--- Records provided ---
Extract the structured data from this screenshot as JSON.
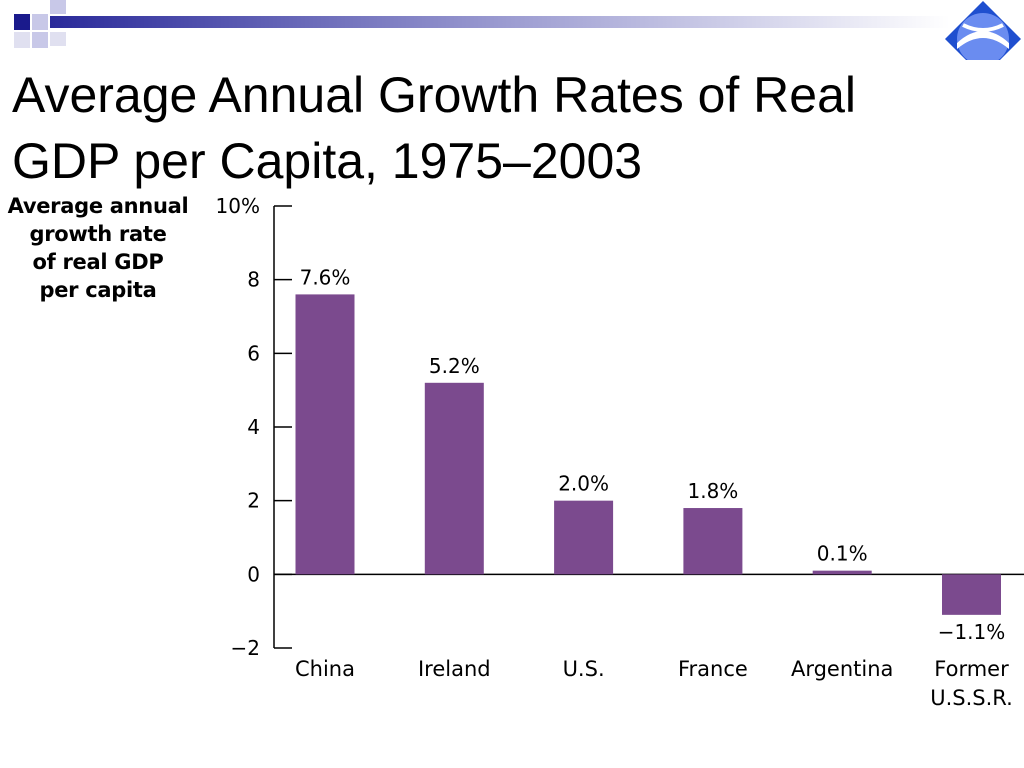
{
  "slide": {
    "title_line1": "Average Annual Growth Rates of Real",
    "title_line2": "GDP per Capita, 1975–2003",
    "logo_icon": "globe-logo-icon",
    "accent_color": "#1a1a8c",
    "light_accent": "#c8c8e8"
  },
  "chart_data": {
    "type": "bar",
    "title": "",
    "ylabel_lines": [
      "Average annual",
      "growth rate",
      "of real GDP",
      "per capita"
    ],
    "xlabel": "",
    "ylim": [
      -2,
      10
    ],
    "yticks": [
      {
        "value": 10,
        "label": "10%"
      },
      {
        "value": 8,
        "label": "8"
      },
      {
        "value": 6,
        "label": "6"
      },
      {
        "value": 4,
        "label": "4"
      },
      {
        "value": 2,
        "label": "2"
      },
      {
        "value": 0,
        "label": "0"
      },
      {
        "value": -2,
        "label": "−2"
      }
    ],
    "categories": [
      {
        "label_lines": [
          "China"
        ]
      },
      {
        "label_lines": [
          "Ireland"
        ]
      },
      {
        "label_lines": [
          "U.S."
        ]
      },
      {
        "label_lines": [
          "France"
        ]
      },
      {
        "label_lines": [
          "Argentina"
        ]
      },
      {
        "label_lines": [
          "Former",
          "U.S.S.R."
        ]
      }
    ],
    "values": [
      7.6,
      5.2,
      2.0,
      1.8,
      0.1,
      -1.1
    ],
    "data_labels": [
      "7.6%",
      "5.2%",
      "2.0%",
      "1.8%",
      "0.1%",
      "−1.1%"
    ],
    "bar_color": "#7b4a8e",
    "grid": false,
    "legend": "none"
  }
}
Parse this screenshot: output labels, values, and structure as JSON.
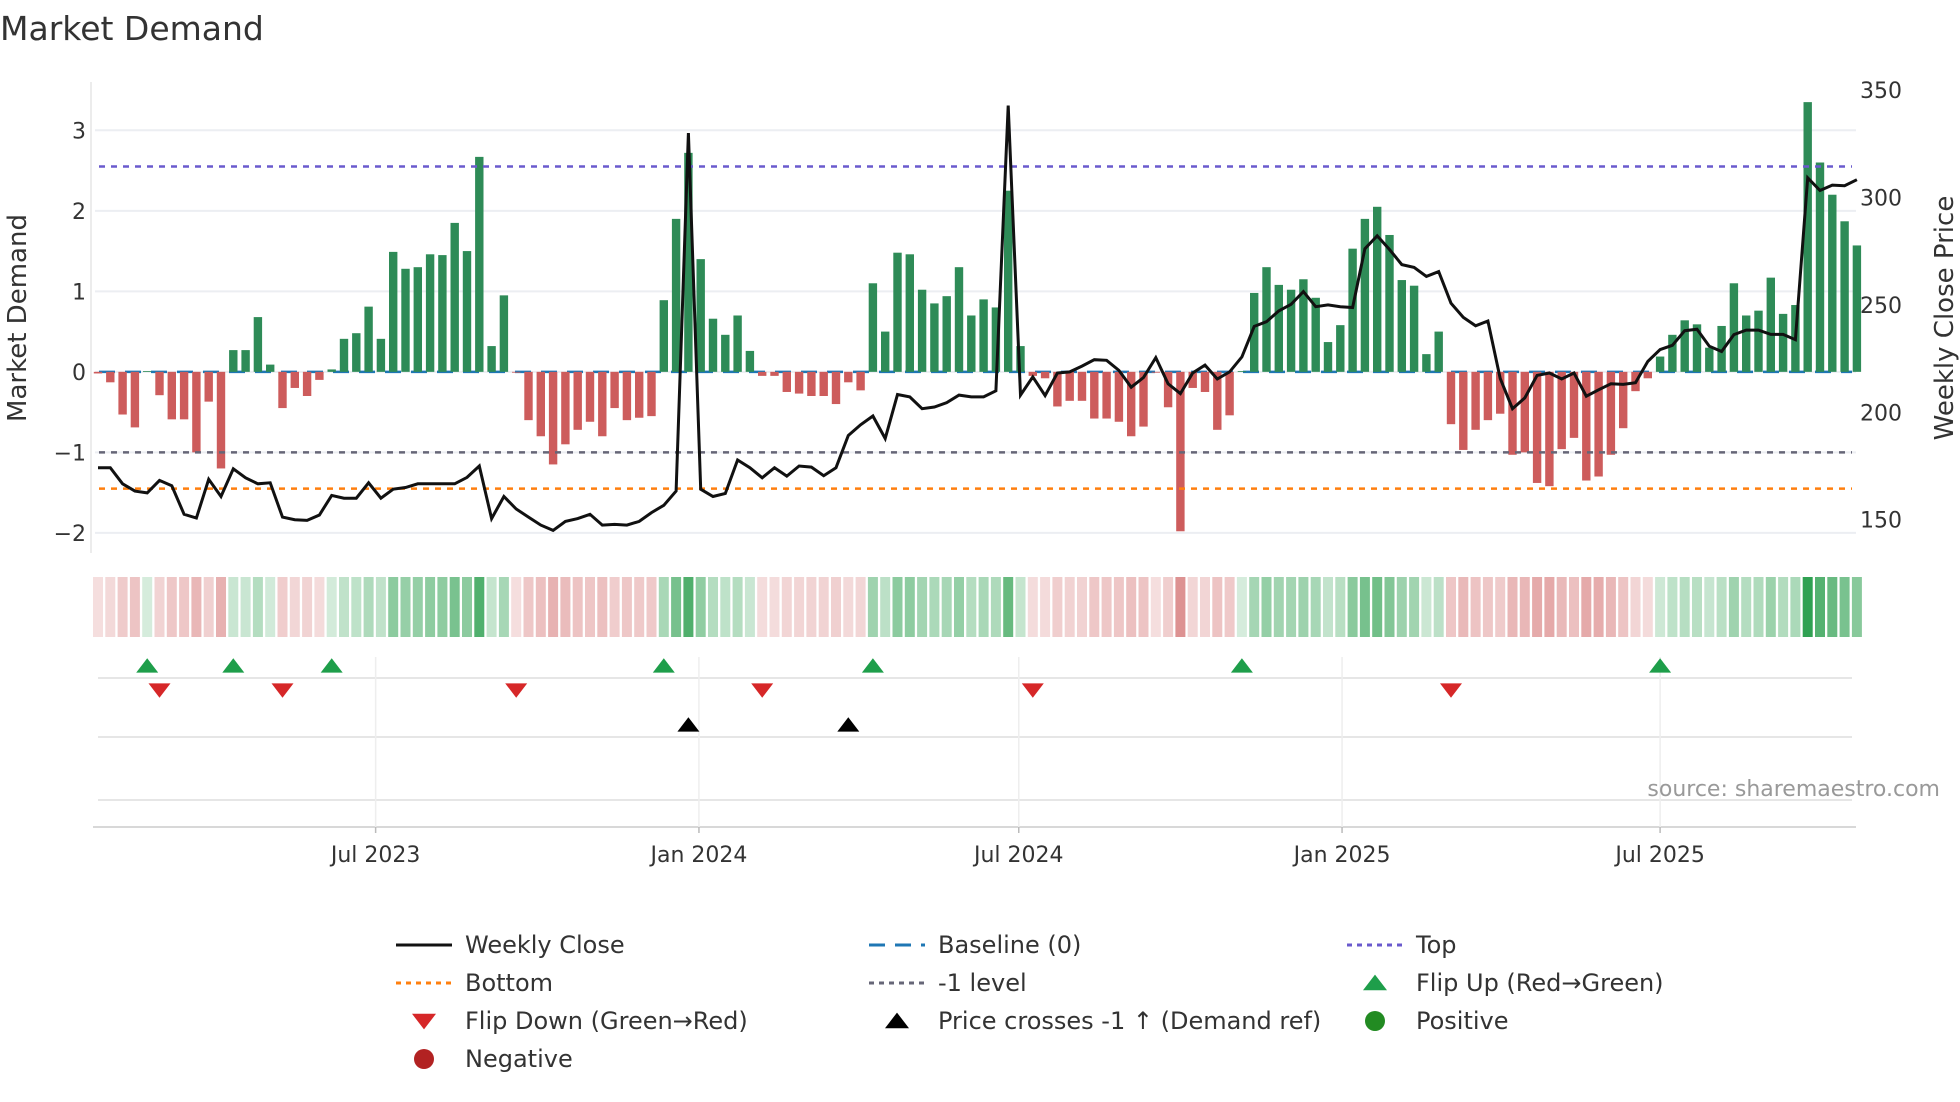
{
  "chart_data": {
    "type": "bar",
    "title": "Market Demand",
    "ylabel": "Market Demand",
    "y2label": "Weekly Close Price",
    "ylim": [
      -2.25,
      3.6
    ],
    "y2lim": [
      134.5,
      353.8
    ],
    "yticks": [
      -2,
      -1,
      0,
      1,
      2,
      3
    ],
    "ytick_labels": [
      "−2",
      "−1",
      "0",
      "1",
      "2",
      "3"
    ],
    "y2ticks": [
      150,
      200,
      250,
      300,
      350
    ],
    "y2tick_labels": [
      "150",
      "200",
      "250",
      "300",
      "350"
    ],
    "x_start_date": "2023-01-24",
    "x_step_days": 7,
    "xticks": [
      {
        "date": "2023-07-01",
        "label": "Jul 2023"
      },
      {
        "date": "2024-01-01",
        "label": "Jan 2024"
      },
      {
        "date": "2024-07-01",
        "label": "Jul 2024"
      },
      {
        "date": "2025-01-01",
        "label": "Jan 2025"
      },
      {
        "date": "2025-07-01",
        "label": "Jul 2025"
      }
    ],
    "grid": true,
    "levels": {
      "top": 2.55,
      "bottom": -1.45,
      "minus_one": -1,
      "baseline": 0
    },
    "demand": [
      -0.02,
      -0.13,
      -0.53,
      -0.69,
      0.01,
      -0.29,
      -0.59,
      -0.59,
      -1.0,
      -0.37,
      -1.2,
      0.27,
      0.27,
      0.68,
      0.09,
      -0.45,
      -0.2,
      -0.3,
      -0.1,
      0.03,
      0.41,
      0.48,
      0.81,
      0.41,
      1.49,
      1.28,
      1.3,
      1.46,
      1.45,
      1.85,
      1.5,
      2.67,
      0.32,
      0.95,
      -0.01,
      -0.6,
      -0.8,
      -1.15,
      -0.9,
      -0.72,
      -0.62,
      -0.8,
      -0.45,
      -0.6,
      -0.57,
      -0.55,
      0.89,
      1.9,
      2.72,
      1.4,
      0.66,
      0.46,
      0.7,
      0.26,
      -0.05,
      -0.05,
      -0.25,
      -0.27,
      -0.3,
      -0.3,
      -0.4,
      -0.13,
      -0.23,
      1.1,
      0.5,
      1.48,
      1.46,
      1.02,
      0.85,
      0.94,
      1.3,
      0.7,
      0.9,
      0.8,
      2.25,
      0.32,
      -0.05,
      -0.08,
      -0.43,
      -0.36,
      -0.36,
      -0.58,
      -0.58,
      -0.62,
      -0.8,
      -0.68,
      -0.01,
      -0.44,
      -1.98,
      -0.2,
      -0.25,
      -0.72,
      -0.54,
      0.01,
      0.98,
      1.3,
      1.08,
      1.02,
      1.15,
      0.92,
      0.37,
      0.58,
      1.53,
      1.9,
      2.05,
      1.7,
      1.14,
      1.07,
      0.22,
      0.5,
      -0.65,
      -0.97,
      -0.72,
      -0.6,
      -0.52,
      -1.03,
      -1.0,
      -1.38,
      -1.42,
      -0.96,
      -0.82,
      -1.35,
      -1.3,
      -1.03,
      -0.7,
      -0.24,
      -0.08,
      0.19,
      0.46,
      0.64,
      0.59,
      0.3,
      0.57,
      1.1,
      0.7,
      0.76,
      1.17,
      0.72,
      0.83,
      3.35,
      2.6,
      2.2,
      1.87,
      1.57
    ],
    "weekly_close": [
      174.2,
      174.2,
      166.7,
      163.3,
      162.5,
      168.3,
      165.8,
      152.5,
      150.8,
      168.8,
      160.8,
      173.7,
      169.5,
      166.7,
      167.2,
      151.2,
      150,
      149.7,
      152.2,
      161.3,
      160,
      160,
      167.2,
      160,
      164.2,
      165,
      166.7,
      166.7,
      166.7,
      166.7,
      169.7,
      175,
      150.5,
      160.8,
      155,
      151.2,
      147.5,
      145,
      149.2,
      150.5,
      152.5,
      147.5,
      147.8,
      147.5,
      149.2,
      153.3,
      156.7,
      163.3,
      330,
      164.2,
      160.8,
      162.2,
      177.8,
      174.2,
      169.5,
      174.2,
      170.3,
      175,
      174.5,
      170.5,
      174.2,
      189.2,
      194.2,
      198.3,
      187.8,
      208.3,
      207.2,
      201.7,
      202.5,
      204.5,
      208,
      207.2,
      207.2,
      210,
      342.8,
      208,
      216.5,
      207.8,
      218.3,
      218.8,
      221.5,
      224.5,
      224.2,
      219.5,
      211.7,
      216.2,
      225.5,
      213.3,
      208.7,
      218.3,
      222,
      215.5,
      218.8,
      225.8,
      240,
      242.2,
      247.2,
      250.3,
      256.2,
      249.2,
      250,
      249.2,
      248.8,
      276.2,
      282.2,
      275.8,
      268.8,
      267.5,
      263.3,
      265.5,
      250.8,
      244.2,
      240.3,
      242.5,
      215.8,
      201.7,
      206.7,
      217.2,
      218.3,
      215.5,
      218.3,
      207.5,
      210.5,
      213.3,
      213,
      213.8,
      223.7,
      229.2,
      231.2,
      238,
      238.7,
      230.8,
      228.3,
      236.2,
      238.3,
      238.3,
      236.3,
      236.3,
      233.8,
      309.2,
      303.3,
      305.8,
      305.5,
      308.3
    ],
    "flip_up_weeks": [
      4,
      11,
      19,
      46,
      63,
      93,
      127
    ],
    "flip_down_weeks": [
      5,
      15,
      34,
      54,
      76,
      110
    ],
    "price_cross_weeks": [
      48,
      61
    ],
    "legend_placement": "bottom-center",
    "legend": [
      {
        "label": "Weekly Close",
        "kind": "line",
        "color": "#111111"
      },
      {
        "label": "Baseline (0)",
        "kind": "dash",
        "color": "#1f77b4"
      },
      {
        "label": "Top",
        "kind": "dot",
        "color": "#6a5acd"
      },
      {
        "label": "Bottom",
        "kind": "dot",
        "color": "#ff7f0e"
      },
      {
        "label": "-1 level",
        "kind": "dot",
        "color": "#666677"
      },
      {
        "label": "Flip Up (Red→Green)",
        "kind": "tri-up",
        "color": "#1e9e4a"
      },
      {
        "label": "Flip Down (Green→Red)",
        "kind": "tri-down",
        "color": "#d62728"
      },
      {
        "label": "Price crosses -1 ↑ (Demand ref)",
        "kind": "tri-up",
        "color": "#000000"
      },
      {
        "label": "Positive",
        "kind": "circle",
        "color": "#228b22"
      },
      {
        "label": "Negative",
        "kind": "circle",
        "color": "#b22222"
      }
    ],
    "source": "source: sharemaestro.com"
  },
  "colors": {
    "positive": "#2e8b57",
    "negative": "#cd5c5c",
    "heat_pos": "46,160,80",
    "heat_neg": "205,92,92"
  }
}
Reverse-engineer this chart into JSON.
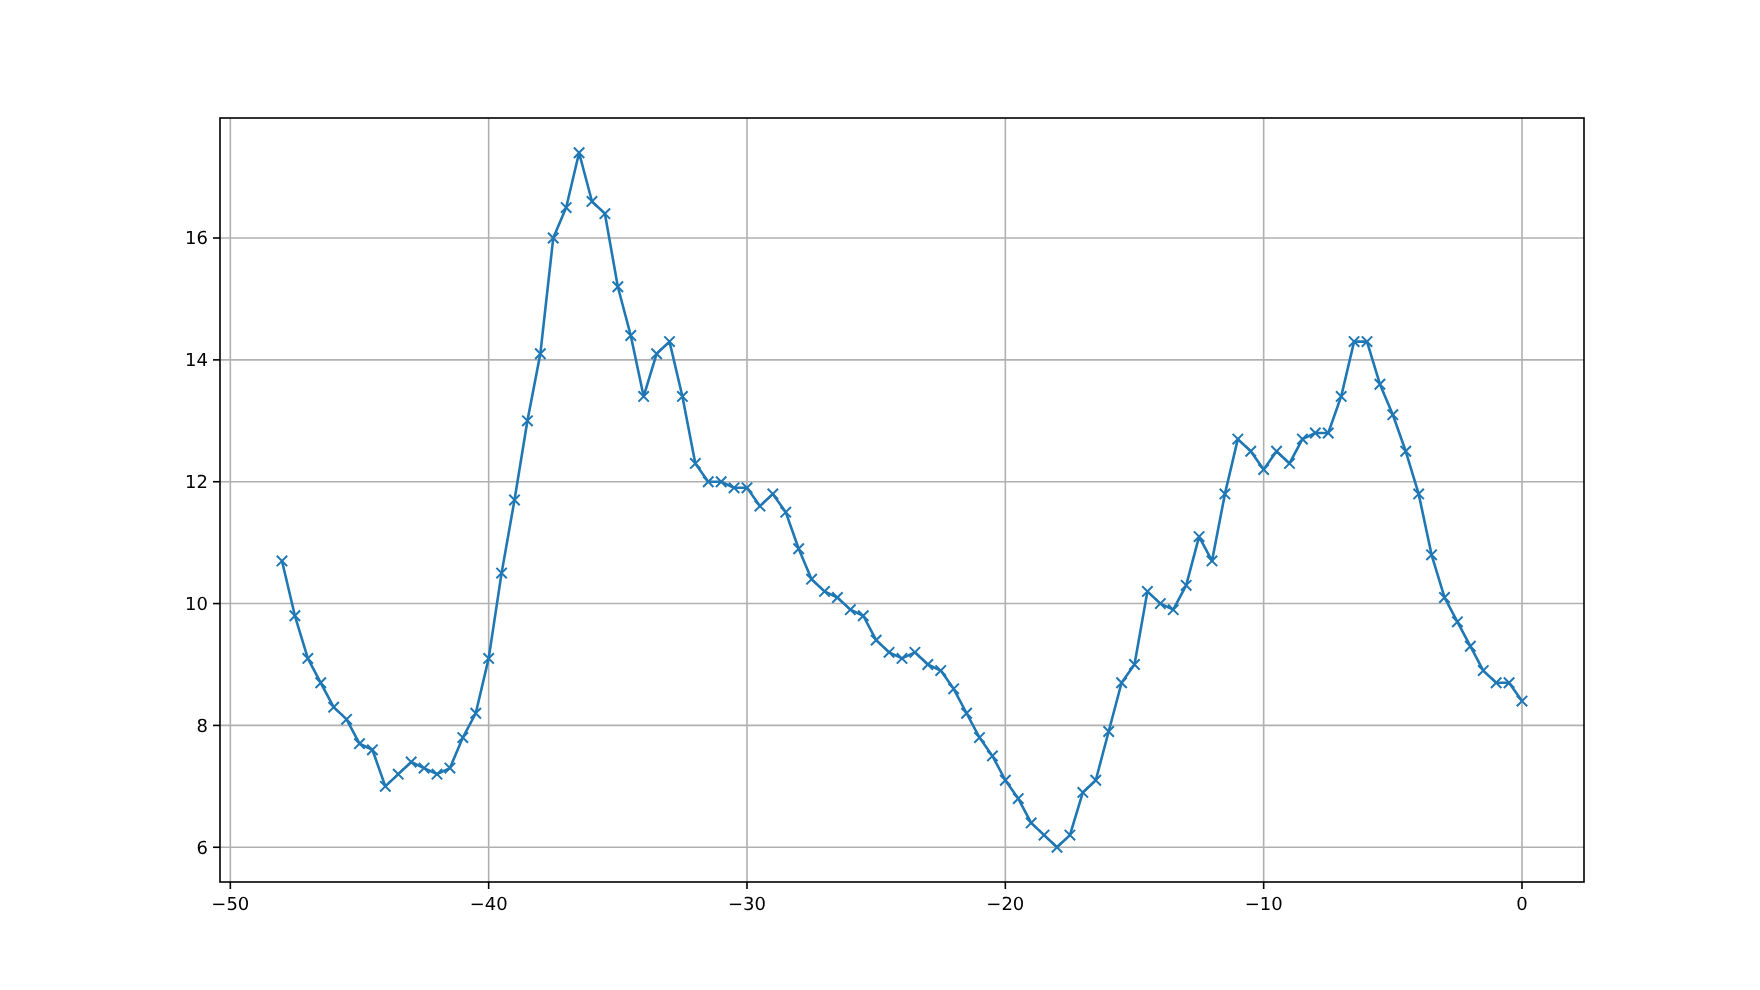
---
**Job:** From the data, list each line in which the string "Average" appears.

**Written response:**
    "title_line1": "Average Annual Growth Rates of Real",
      "Average annual",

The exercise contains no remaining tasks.